WHAT YOU WILL DO: Transcribe each record below word for word.

-- begin SUPPLIED RECORDS --

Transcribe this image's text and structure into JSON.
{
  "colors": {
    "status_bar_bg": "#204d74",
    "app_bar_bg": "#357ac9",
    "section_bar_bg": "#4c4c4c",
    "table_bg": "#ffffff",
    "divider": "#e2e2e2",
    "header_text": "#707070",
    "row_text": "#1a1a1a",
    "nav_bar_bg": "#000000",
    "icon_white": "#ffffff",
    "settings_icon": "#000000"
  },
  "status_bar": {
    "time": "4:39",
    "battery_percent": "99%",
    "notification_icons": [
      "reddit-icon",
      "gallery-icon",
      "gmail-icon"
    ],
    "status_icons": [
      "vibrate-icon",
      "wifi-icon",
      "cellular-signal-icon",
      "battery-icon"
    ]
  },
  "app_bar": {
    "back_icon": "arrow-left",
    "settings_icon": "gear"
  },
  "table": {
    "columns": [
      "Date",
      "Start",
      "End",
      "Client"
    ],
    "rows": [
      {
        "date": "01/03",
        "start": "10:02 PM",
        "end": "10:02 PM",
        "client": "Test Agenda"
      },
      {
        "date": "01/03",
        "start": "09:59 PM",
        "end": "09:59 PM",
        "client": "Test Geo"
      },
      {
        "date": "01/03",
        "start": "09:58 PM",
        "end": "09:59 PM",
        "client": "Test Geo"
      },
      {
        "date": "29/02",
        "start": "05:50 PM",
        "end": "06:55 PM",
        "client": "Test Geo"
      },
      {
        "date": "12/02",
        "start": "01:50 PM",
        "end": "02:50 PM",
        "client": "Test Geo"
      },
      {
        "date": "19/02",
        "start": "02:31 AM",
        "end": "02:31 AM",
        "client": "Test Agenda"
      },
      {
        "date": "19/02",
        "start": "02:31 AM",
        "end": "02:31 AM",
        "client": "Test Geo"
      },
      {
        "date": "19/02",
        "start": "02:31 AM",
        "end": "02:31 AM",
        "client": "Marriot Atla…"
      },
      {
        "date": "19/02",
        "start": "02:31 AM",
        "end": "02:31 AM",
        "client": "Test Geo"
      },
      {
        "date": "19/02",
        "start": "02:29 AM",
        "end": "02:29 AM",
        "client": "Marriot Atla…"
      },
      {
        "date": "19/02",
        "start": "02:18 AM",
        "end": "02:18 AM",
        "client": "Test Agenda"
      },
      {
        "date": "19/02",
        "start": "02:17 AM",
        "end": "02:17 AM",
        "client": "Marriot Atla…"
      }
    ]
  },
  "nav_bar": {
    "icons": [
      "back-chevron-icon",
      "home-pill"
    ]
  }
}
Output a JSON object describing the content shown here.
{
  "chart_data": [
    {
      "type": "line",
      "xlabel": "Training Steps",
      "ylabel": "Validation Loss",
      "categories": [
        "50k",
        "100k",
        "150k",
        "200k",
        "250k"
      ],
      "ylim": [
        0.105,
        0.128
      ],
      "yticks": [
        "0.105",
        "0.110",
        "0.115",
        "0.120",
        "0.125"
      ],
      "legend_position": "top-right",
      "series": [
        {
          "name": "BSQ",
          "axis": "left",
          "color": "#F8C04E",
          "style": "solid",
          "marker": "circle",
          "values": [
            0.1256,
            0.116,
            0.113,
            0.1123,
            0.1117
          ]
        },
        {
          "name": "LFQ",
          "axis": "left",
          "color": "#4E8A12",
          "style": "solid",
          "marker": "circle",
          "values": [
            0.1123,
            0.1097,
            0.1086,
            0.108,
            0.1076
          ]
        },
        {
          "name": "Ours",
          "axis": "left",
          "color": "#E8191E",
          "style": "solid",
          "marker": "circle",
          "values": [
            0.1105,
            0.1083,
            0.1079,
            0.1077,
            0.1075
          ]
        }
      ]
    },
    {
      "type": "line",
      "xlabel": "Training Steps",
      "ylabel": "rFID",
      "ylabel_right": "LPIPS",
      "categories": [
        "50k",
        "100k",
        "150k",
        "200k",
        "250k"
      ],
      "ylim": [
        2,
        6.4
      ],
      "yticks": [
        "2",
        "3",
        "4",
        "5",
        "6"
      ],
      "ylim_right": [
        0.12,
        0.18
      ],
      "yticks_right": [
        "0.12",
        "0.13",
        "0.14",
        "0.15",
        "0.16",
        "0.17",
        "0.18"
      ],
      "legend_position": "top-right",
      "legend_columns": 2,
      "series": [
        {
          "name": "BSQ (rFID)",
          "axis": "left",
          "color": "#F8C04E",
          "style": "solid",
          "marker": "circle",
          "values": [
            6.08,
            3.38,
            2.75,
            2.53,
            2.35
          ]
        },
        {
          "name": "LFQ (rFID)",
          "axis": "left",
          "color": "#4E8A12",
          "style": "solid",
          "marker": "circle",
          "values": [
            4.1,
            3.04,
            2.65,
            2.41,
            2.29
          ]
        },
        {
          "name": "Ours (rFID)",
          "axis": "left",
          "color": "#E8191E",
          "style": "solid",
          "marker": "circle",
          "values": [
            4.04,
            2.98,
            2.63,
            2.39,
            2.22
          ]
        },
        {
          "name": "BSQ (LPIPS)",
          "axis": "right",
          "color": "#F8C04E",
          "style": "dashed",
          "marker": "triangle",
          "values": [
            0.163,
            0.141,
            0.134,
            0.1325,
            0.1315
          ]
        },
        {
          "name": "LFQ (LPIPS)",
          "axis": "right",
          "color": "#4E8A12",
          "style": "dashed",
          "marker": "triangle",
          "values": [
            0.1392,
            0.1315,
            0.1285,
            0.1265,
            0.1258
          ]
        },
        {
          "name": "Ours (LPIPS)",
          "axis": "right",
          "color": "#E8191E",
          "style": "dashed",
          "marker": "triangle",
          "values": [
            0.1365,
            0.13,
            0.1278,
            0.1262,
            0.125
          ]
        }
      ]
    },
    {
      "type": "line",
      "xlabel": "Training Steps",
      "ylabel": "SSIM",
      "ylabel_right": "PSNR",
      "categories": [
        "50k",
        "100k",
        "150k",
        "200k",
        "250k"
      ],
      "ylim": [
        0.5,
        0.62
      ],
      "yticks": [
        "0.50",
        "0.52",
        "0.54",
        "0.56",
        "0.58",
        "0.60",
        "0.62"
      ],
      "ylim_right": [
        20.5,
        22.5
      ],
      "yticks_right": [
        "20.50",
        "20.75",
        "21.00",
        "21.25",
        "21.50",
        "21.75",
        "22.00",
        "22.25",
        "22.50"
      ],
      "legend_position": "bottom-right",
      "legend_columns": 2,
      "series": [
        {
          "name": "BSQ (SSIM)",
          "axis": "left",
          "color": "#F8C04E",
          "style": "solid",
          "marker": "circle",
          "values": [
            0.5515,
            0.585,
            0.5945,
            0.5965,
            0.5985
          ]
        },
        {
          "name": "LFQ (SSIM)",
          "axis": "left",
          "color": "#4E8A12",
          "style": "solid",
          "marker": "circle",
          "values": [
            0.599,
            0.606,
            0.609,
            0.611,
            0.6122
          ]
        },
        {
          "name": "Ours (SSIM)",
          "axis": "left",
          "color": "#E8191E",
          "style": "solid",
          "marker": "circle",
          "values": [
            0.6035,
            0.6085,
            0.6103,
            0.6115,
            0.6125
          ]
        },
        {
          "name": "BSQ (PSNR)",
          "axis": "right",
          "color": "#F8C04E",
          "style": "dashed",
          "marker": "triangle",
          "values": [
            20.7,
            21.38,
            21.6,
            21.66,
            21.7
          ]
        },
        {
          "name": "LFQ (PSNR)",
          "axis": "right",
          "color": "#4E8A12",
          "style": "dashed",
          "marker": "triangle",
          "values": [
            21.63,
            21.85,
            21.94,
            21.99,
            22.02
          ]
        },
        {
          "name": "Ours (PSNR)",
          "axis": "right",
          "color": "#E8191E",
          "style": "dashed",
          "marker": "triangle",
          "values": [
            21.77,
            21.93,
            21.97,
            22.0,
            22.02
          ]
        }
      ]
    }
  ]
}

-- end SUPPLIED RECORDS --

ANSWER TO THE PROBLEM:
Transcribe this image's text and structure into JSON.
{
  "colors": {
    "status_bar_bg": "#204d74",
    "app_bar_bg": "#357ac9",
    "section_bar_bg": "#4c4c4c",
    "table_bg": "#ffffff",
    "divider": "#e2e2e2",
    "header_text": "#707070",
    "row_text": "#1a1a1a",
    "nav_bar_bg": "#000000",
    "icon_white": "#ffffff",
    "settings_icon": "#000000"
  },
  "status_bar": {
    "time": "4:39",
    "battery_percent": "99%",
    "notification_icons": [
      "reddit-icon",
      "gallery-icon",
      "gmail-icon"
    ],
    "status_icons": [
      "vibrate-icon",
      "wifi-icon",
      "cellular-signal-icon",
      "battery-icon"
    ]
  },
  "app_bar": {
    "back_icon": "arrow-left",
    "settings_icon": "gear"
  },
  "table": {
    "columns": [
      "Date",
      "Start",
      "End",
      "Client"
    ],
    "rows": [
      {
        "date": "01/03",
        "start": "10:02 PM",
        "end": "10:02 PM",
        "client": "Test Agenda"
      },
      {
        "date": "01/03",
        "start": "09:59 PM",
        "end": "09:59 PM",
        "client": "Test Geo"
      },
      {
        "date": "01/03",
        "start": "09:58 PM",
        "end": "09:59 PM",
        "client": "Test Geo"
      },
      {
        "date": "29/02",
        "start": "05:50 PM",
        "end": "06:55 PM",
        "client": "Test Geo"
      },
      {
        "date": "12/02",
        "start": "01:50 PM",
        "end": "02:50 PM",
        "client": "Test Geo"
      },
      {
        "date": "19/02",
        "start": "02:31 AM",
        "end": "02:31 AM",
        "client": "Test Agenda"
      },
      {
        "date": "19/02",
        "start": "02:31 AM",
        "end": "02:31 AM",
        "client": "Test Geo"
      },
      {
        "date": "19/02",
        "start": "02:31 AM",
        "end": "02:31 AM",
        "client": "Marriot Atla…"
      },
      {
        "date": "19/02",
        "start": "02:31 AM",
        "end": "02:31 AM",
        "client": "Test Geo"
      },
      {
        "date": "19/02",
        "start": "02:29 AM",
        "end": "02:29 AM",
        "client": "Marriot Atla…"
      },
      {
        "date": "19/02",
        "start": "02:18 AM",
        "end": "02:18 AM",
        "client": "Test Agenda"
      },
      {
        "date": "19/02",
        "start": "02:17 AM",
        "end": "02:17 AM",
        "client": "Marriot Atla…"
      }
    ]
  },
  "nav_bar": {
    "icons": [
      "back-chevron-icon",
      "home-pill"
    ]
  }
}
Output a JSON object describing the content shown here.
{
  "chart_data": [
    {
      "type": "line",
      "xlabel": "Training Steps",
      "ylabel": "Validation Loss",
      "categories": [
        "50k",
        "100k",
        "150k",
        "200k",
        "250k"
      ],
      "ylim": [
        0.105,
        0.128
      ],
      "yticks": [
        "0.105",
        "0.110",
        "0.115",
        "0.120",
        "0.125"
      ],
      "legend_position": "top-right",
      "series": [
        {
          "name": "BSQ",
          "axis": "left",
          "color": "#F8C04E",
          "style": "solid",
          "marker": "circle",
          "values": [
            0.1256,
            0.116,
            0.113,
            0.1123,
            0.1117
          ]
        },
        {
          "name": "LFQ",
          "axis": "left",
          "color": "#4E8A12",
          "style": "solid",
          "marker": "circle",
          "values": [
            0.1123,
            0.1097,
            0.1086,
            0.108,
            0.1076
          ]
        },
        {
          "name": "Ours",
          "axis": "left",
          "color": "#E8191E",
          "style": "solid",
          "marker": "circle",
          "values": [
            0.1105,
            0.1083,
            0.1079,
            0.1077,
            0.1075
          ]
        }
      ]
    },
    {
      "type": "line",
      "xlabel": "Training Steps",
      "ylabel": "rFID",
      "ylabel_right": "LPIPS",
      "categories": [
        "50k",
        "100k",
        "150k",
        "200k",
        "250k"
      ],
      "ylim": [
        2,
        6.4
      ],
      "yticks": [
        "2",
        "3",
        "4",
        "5",
        "6"
      ],
      "ylim_right": [
        0.12,
        0.18
      ],
      "yticks_right": [
        "0.12",
        "0.13",
        "0.14",
        "0.15",
        "0.16",
        "0.17",
        "0.18"
      ],
      "legend_position": "top-right",
      "legend_columns": 2,
      "series": [
        {
          "name": "BSQ (rFID)",
          "axis": "left",
          "color": "#F8C04E",
          "style": "solid",
          "marker": "circle",
          "values": [
            6.08,
            3.38,
            2.75,
            2.53,
            2.35
          ]
        },
        {
          "name": "LFQ (rFID)",
          "axis": "left",
          "color": "#4E8A12",
          "style": "solid",
          "marker": "circle",
          "values": [
            4.1,
            3.04,
            2.65,
            2.41,
            2.29
          ]
        },
        {
          "name": "Ours (rFID)",
          "axis": "left",
          "color": "#E8191E",
          "style": "solid",
          "marker": "circle",
          "values": [
            4.04,
            2.98,
            2.63,
            2.39,
            2.22
          ]
        },
        {
          "name": "BSQ (LPIPS)",
          "axis": "right",
          "color": "#F8C04E",
          "style": "dashed",
          "marker": "triangle",
          "values": [
            0.163,
            0.141,
            0.134,
            0.1325,
            0.1315
          ]
        },
        {
          "name": "LFQ (LPIPS)",
          "axis": "right",
          "color": "#4E8A12",
          "style": "dashed",
          "marker": "triangle",
          "values": [
            0.1392,
            0.1315,
            0.1285,
            0.1265,
            0.1258
          ]
        },
        {
          "name": "Ours (LPIPS)",
          "axis": "right",
          "color": "#E8191E",
          "style": "dashed",
          "marker": "triangle",
          "values": [
            0.1365,
            0.13,
            0.1278,
            0.1262,
            0.125
          ]
        }
      ]
    },
    {
      "type": "line",
      "xlabel": "Training Steps",
      "ylabel": "SSIM",
      "ylabel_right": "PSNR",
      "categories": [
        "50k",
        "100k",
        "150k",
        "200k",
        "250k"
      ],
      "ylim": [
        0.5,
        0.62
      ],
      "yticks": [
        "0.50",
        "0.52",
        "0.54",
        "0.56",
        "0.58",
        "0.60",
        "0.62"
      ],
      "ylim_right": [
        20.5,
        22.5
      ],
      "yticks_right": [
        "20.50",
        "20.75",
        "21.00",
        "21.25",
        "21.50",
        "21.75",
        "22.00",
        "22.25",
        "22.50"
      ],
      "legend_position": "bottom-right",
      "legend_columns": 2,
      "series": [
        {
          "name": "BSQ (SSIM)",
          "axis": "left",
          "color": "#F8C04E",
          "style": "solid",
          "marker": "circle",
          "values": [
            0.5515,
            0.585,
            0.5945,
            0.5965,
            0.5985
          ]
        },
        {
          "name": "LFQ (SSIM)",
          "axis": "left",
          "color": "#4E8A12",
          "style": "solid",
          "marker": "circle",
          "values": [
            0.599,
            0.606,
            0.609,
            0.611,
            0.6122
          ]
        },
        {
          "name": "Ours (SSIM)",
          "axis": "left",
          "color": "#E8191E",
          "style": "solid",
          "marker": "circle",
          "values": [
            0.6035,
            0.6085,
            0.6103,
            0.6115,
            0.6125
          ]
        },
        {
          "name": "BSQ (PSNR)",
          "axis": "right",
          "color": "#F8C04E",
          "style": "dashed",
          "marker": "triangle",
          "values": [
            20.7,
            21.38,
            21.6,
            21.66,
            21.7
          ]
        },
        {
          "name": "LFQ (PSNR)",
          "axis": "right",
          "color": "#4E8A12",
          "style": "dashed",
          "marker": "triangle",
          "values": [
            21.63,
            21.85,
            21.94,
            21.99,
            22.02
          ]
        },
        {
          "name": "Ours (PSNR)",
          "axis": "right",
          "color": "#E8191E",
          "style": "dashed",
          "marker": "triangle",
          "values": [
            21.77,
            21.93,
            21.97,
            22.0,
            22.02
          ]
        }
      ]
    }
  ]
}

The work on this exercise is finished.